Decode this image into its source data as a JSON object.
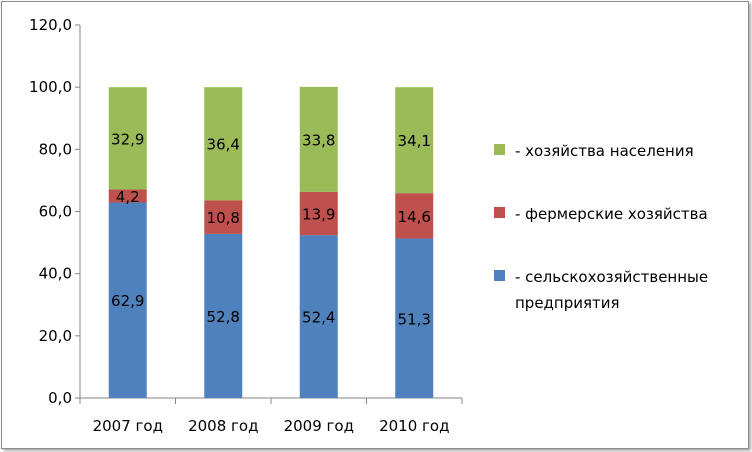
{
  "chart_data": {
    "type": "stacked-bar",
    "title": "",
    "xlabel": "",
    "ylabel": "",
    "ylim": [
      0,
      120
    ],
    "ytick_step": 20,
    "ytick_format": "one-decimal-comma",
    "grid": false,
    "legend_position": "right",
    "categories": [
      "2007 год",
      "2008 год",
      "2009 год",
      "2010 год"
    ],
    "series": [
      {
        "name": "- сельскохозяйственные предприятия",
        "color": "#4f81bd",
        "values": [
          62.9,
          52.8,
          52.4,
          51.3
        ],
        "labels": [
          "62,9",
          "52,8",
          "52,4",
          "51,3"
        ]
      },
      {
        "name": "- фермерские хозяйства",
        "color": "#c0504d",
        "values": [
          4.2,
          10.8,
          13.9,
          14.6
        ],
        "labels": [
          "4,2",
          "10,8",
          "13,9",
          "14,6"
        ]
      },
      {
        "name": "- хозяйства населения",
        "color": "#9bbb59",
        "values": [
          32.9,
          36.4,
          33.8,
          34.1
        ],
        "labels": [
          "32,9",
          "36,4",
          "33,8",
          "34,1"
        ]
      }
    ],
    "legend": [
      {
        "series": 2,
        "lines": [
          "- хозяйства населения"
        ]
      },
      {
        "series": 1,
        "lines": [
          "- фермерские хозяйства"
        ]
      },
      {
        "series": 0,
        "lines": [
          "- сельскохозяйственные",
          "предприятия"
        ]
      }
    ]
  }
}
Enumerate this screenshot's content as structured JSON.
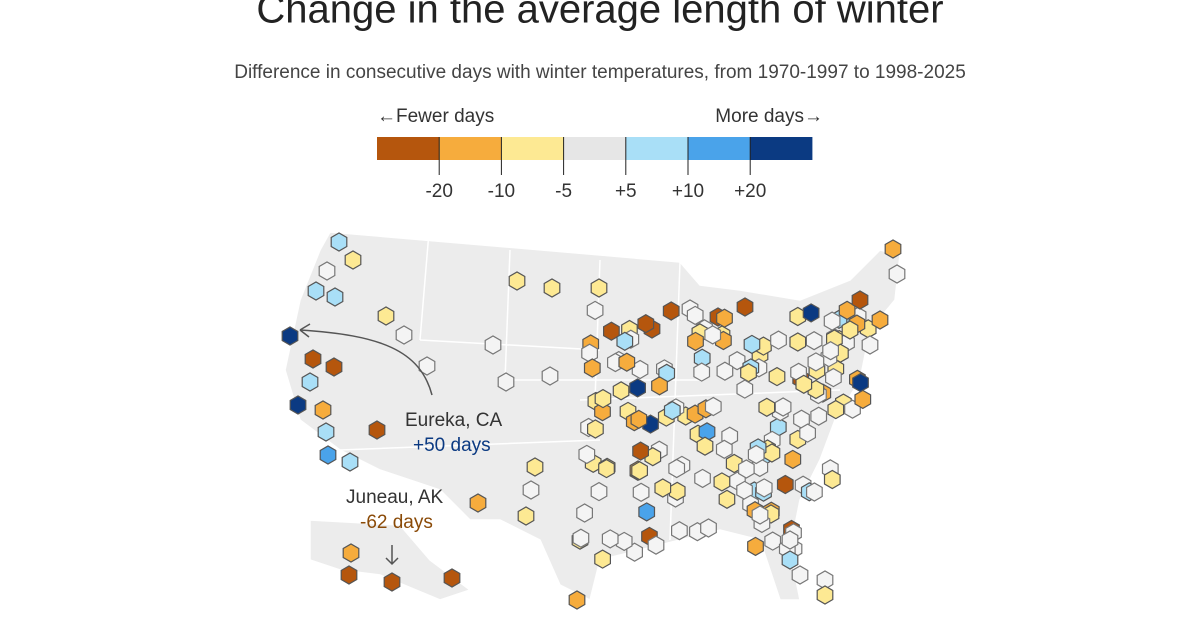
{
  "title": "Change in the average length of winter",
  "subtitle": "Difference in consecutive days with winter temperatures, from 1970-1997 to 1998-2025",
  "legend": {
    "left_label": "←Fewer days",
    "right_label": "More days→",
    "colors": [
      "#b5560d",
      "#f6ac3d",
      "#fde993",
      "#e6e6e6",
      "#a9dff7",
      "#4aa3ea",
      "#0b3a82"
    ],
    "ticks": [
      "-20",
      "-10",
      "-5",
      "+5",
      "+10",
      "+20"
    ]
  },
  "annotations": [
    {
      "place": "Eureka, CA",
      "change": "+50 days"
    },
    {
      "place": "Juneau, AK",
      "change": "-62 days"
    }
  ]
}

.....

▶ _WHAT TO DO_:
Transcribe the whole listing exactly. Pictures stay out of your copy.

▶ _ANSWER FOR THE TASK_:
Decode this image into its source data as a JSON object.
{
  "chart_data": {
    "type": "stacked-bar",
    "title": "",
    "xlabel": "",
    "ylabel": "",
    "ylim": [
      0,
      120
    ],
    "ytick_step": 20,
    "ytick_format": "one-decimal-comma",
    "grid": false,
    "legend_position": "right",
    "categories": [
      "2007 год",
      "2008 год",
      "2009 год",
      "2010 год"
    ],
    "series": [
      {
        "name": "- сельскохозяйственные предприятия",
        "color": "#4f81bd",
        "values": [
          62.9,
          52.8,
          52.4,
          51.3
        ],
        "labels": [
          "62,9",
          "52,8",
          "52,4",
          "51,3"
        ]
      },
      {
        "name": "- фермерские хозяйства",
        "color": "#c0504d",
        "values": [
          4.2,
          10.8,
          13.9,
          14.6
        ],
        "labels": [
          "4,2",
          "10,8",
          "13,9",
          "14,6"
        ]
      },
      {
        "name": "- хозяйства населения",
        "color": "#9bbb59",
        "values": [
          32.9,
          36.4,
          33.8,
          34.1
        ],
        "labels": [
          "32,9",
          "36,4",
          "33,8",
          "34,1"
        ]
      }
    ],
    "legend": [
      {
        "series": 2,
        "lines": [
          "- хозяйства населения"
        ]
      },
      {
        "series": 1,
        "lines": [
          "- фермерские хозяйства"
        ]
      },
      {
        "series": 0,
        "lines": [
          "- сельскохозяйственные",
          "предприятия"
        ]
      }
    ]
  }
}
Enumerate this screenshot's content as structured JSON.
{
  "title": "Change in the average length of winter",
  "subtitle": "Difference in consecutive days with winter temperatures, from 1970-1997 to 1998-2025",
  "legend": {
    "left_label": "←Fewer days",
    "right_label": "More days→",
    "colors": [
      "#b5560d",
      "#f6ac3d",
      "#fde993",
      "#e6e6e6",
      "#a9dff7",
      "#4aa3ea",
      "#0b3a82"
    ],
    "ticks": [
      "-20",
      "-10",
      "-5",
      "+5",
      "+10",
      "+20"
    ]
  },
  "annotations": [
    {
      "place": "Eureka, CA",
      "change": "+50 days"
    },
    {
      "place": "Juneau, AK",
      "change": "-62 days"
    }
  ]
}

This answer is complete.